GIVEN DATA
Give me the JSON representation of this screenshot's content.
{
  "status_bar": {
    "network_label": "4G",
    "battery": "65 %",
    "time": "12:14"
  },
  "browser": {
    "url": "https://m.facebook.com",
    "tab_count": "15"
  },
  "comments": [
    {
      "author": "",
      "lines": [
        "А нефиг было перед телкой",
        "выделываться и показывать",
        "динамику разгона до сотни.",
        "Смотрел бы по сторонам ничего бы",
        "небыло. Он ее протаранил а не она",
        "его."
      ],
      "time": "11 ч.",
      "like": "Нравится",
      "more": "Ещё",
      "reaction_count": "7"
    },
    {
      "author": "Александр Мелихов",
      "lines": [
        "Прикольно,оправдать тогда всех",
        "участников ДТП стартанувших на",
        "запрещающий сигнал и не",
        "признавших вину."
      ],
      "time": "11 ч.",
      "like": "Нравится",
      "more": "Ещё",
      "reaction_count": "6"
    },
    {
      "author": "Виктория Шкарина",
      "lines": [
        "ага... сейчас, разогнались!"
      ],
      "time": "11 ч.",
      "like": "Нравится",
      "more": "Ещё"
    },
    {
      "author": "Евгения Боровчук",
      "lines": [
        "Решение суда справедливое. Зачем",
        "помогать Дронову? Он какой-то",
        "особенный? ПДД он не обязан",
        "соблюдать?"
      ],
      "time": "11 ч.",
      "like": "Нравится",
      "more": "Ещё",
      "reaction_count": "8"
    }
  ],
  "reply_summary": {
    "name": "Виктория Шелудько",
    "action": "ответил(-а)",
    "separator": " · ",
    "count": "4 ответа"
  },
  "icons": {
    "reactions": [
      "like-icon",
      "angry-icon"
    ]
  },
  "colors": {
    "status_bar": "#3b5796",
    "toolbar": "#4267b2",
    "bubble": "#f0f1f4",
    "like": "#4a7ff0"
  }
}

GOAL
In the listing, find every line containing the word "Виктория" and list it.

FINAL RESULT
      "author": "Виктория Шкарина",
    "name": "Виктория Шелудько",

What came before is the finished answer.